**Short task**.
Extract verbatim every line from the one containing "Extract the structured" to the final line of the records below, inclusive, and exclude all pictures.

=====

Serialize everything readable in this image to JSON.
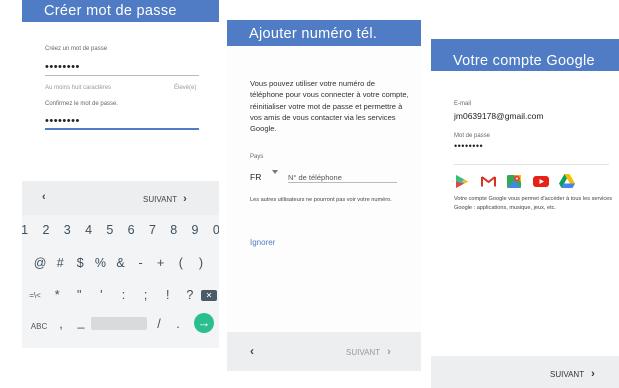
{
  "screen1": {
    "title": "Créer mot de passe",
    "create_label": "Créez un mot de passe",
    "password_value": "••••••••",
    "hint": "Au moins huit caractères",
    "strength": "Élevé(e)",
    "confirm_label": "Confirmez le mot de passe.",
    "confirm_value": "••••••••",
    "next_label": "SUIVANT",
    "keyboard": {
      "row1": [
        "1",
        "2",
        "3",
        "4",
        "5",
        "6",
        "7",
        "8",
        "9",
        "0"
      ],
      "row2": [
        "@",
        "#",
        "$",
        "%",
        "&",
        "-",
        "+",
        "(",
        ")"
      ],
      "row3_left": "=\\<",
      "row3": [
        "*",
        "\"",
        "'",
        ":",
        ";",
        "!",
        "?"
      ],
      "abc": "ABC",
      "comma": ",",
      "underscore": "_",
      "slash": "/",
      "period": "."
    }
  },
  "screen2": {
    "title": "Ajouter numéro tél.",
    "description": "Vous pouvez utiliser votre numéro de téléphone pour vous connecter à votre compte, réinitialiser votre mot de passe et permettre à vos amis de vous contacter via les services Google.",
    "country_label": "Pays",
    "country_value": "FR",
    "phone_placeholder": "N° de téléphone",
    "notice": "Les autres utilisateurs ne pourront pas voir votre numéro.",
    "ignore_label": "Ignorer",
    "next_label": "SUIVANT"
  },
  "screen3": {
    "title": "Votre compte Google",
    "email_label": "E-mail",
    "email_value": "jm0639178@gmail.com",
    "password_label": "Mot de passe",
    "password_value": "••••••••",
    "services_text": "Votre compte Google vous permet d'accéder à tous les services Google : applications, musique, jeux, etc.",
    "next_label": "SUIVANT",
    "app_icons": [
      "play-store-icon",
      "gmail-icon",
      "maps-icon",
      "youtube-icon",
      "drive-icon"
    ]
  }
}
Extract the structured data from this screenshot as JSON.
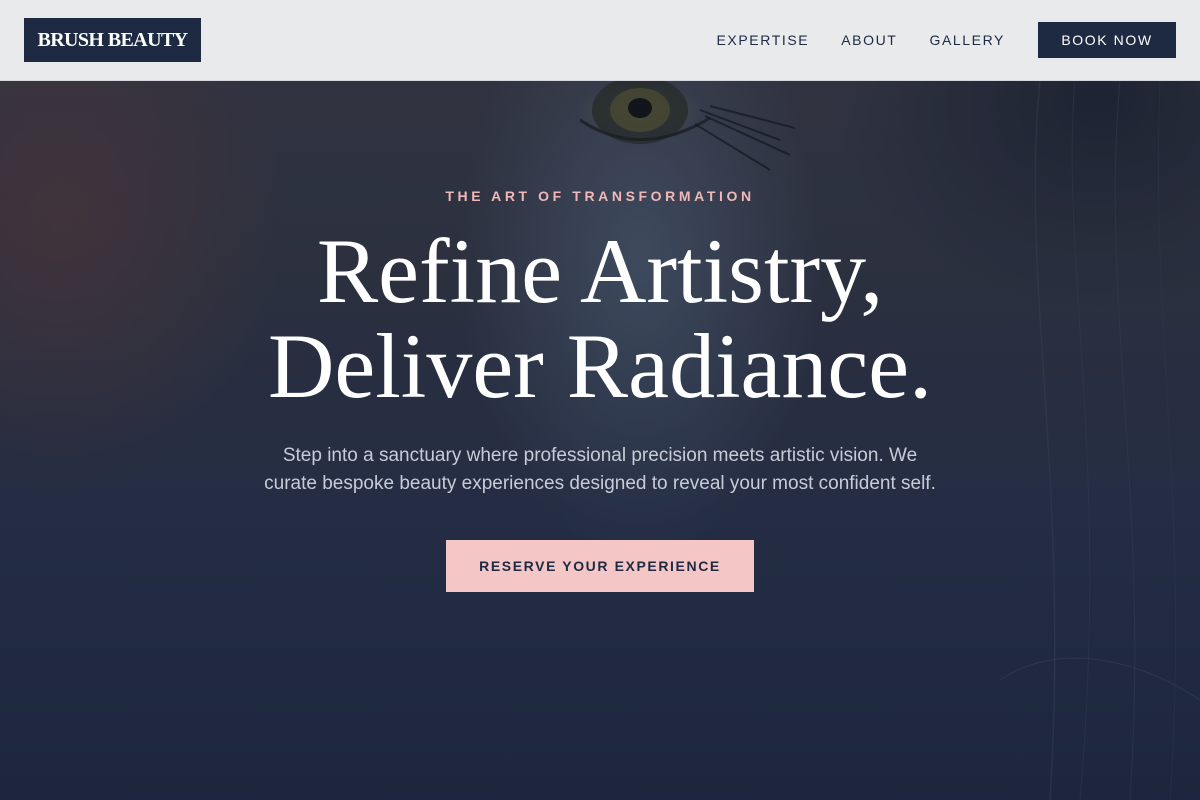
{
  "brand": {
    "logo_text": "BRUSH BEAUTY"
  },
  "nav": {
    "links": [
      "EXPERTISE",
      "ABOUT",
      "GALLERY"
    ],
    "book_label": "BOOK NOW"
  },
  "hero": {
    "eyebrow": "THE ART OF TRANSFORMATION",
    "headline_line1": "Refine Artistry,",
    "headline_line2": "Deliver Radiance.",
    "subtext": "Step into a sanctuary where professional precision meets artistic vision. We curate bespoke beauty experiences designed to reveal your most confident self.",
    "cta_label": "RESERVE YOUR EXPERIENCE"
  },
  "colors": {
    "navy": "#1e2a42",
    "blush": "#f5c6c6",
    "eyebrow_pink": "#f0b8b8",
    "nav_bg": "#e9eaec"
  }
}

=====

**Written response**.
Extract the structured data from this screenshot as JSON.
{
  "brand": {
    "logo_text": "BRUSH BEAUTY"
  },
  "nav": {
    "links": [
      "EXPERTISE",
      "ABOUT",
      "GALLERY"
    ],
    "book_label": "BOOK NOW"
  },
  "hero": {
    "eyebrow": "THE ART OF TRANSFORMATION",
    "headline_line1": "Refine Artistry,",
    "headline_line2": "Deliver Radiance.",
    "subtext": "Step into a sanctuary where professional precision meets artistic vision. We curate bespoke beauty experiences designed to reveal your most confident self.",
    "cta_label": "RESERVE YOUR EXPERIENCE"
  },
  "colors": {
    "navy": "#1e2a42",
    "blush": "#f5c6c6",
    "eyebrow_pink": "#f0b8b8",
    "nav_bg": "#e9eaec"
  }
}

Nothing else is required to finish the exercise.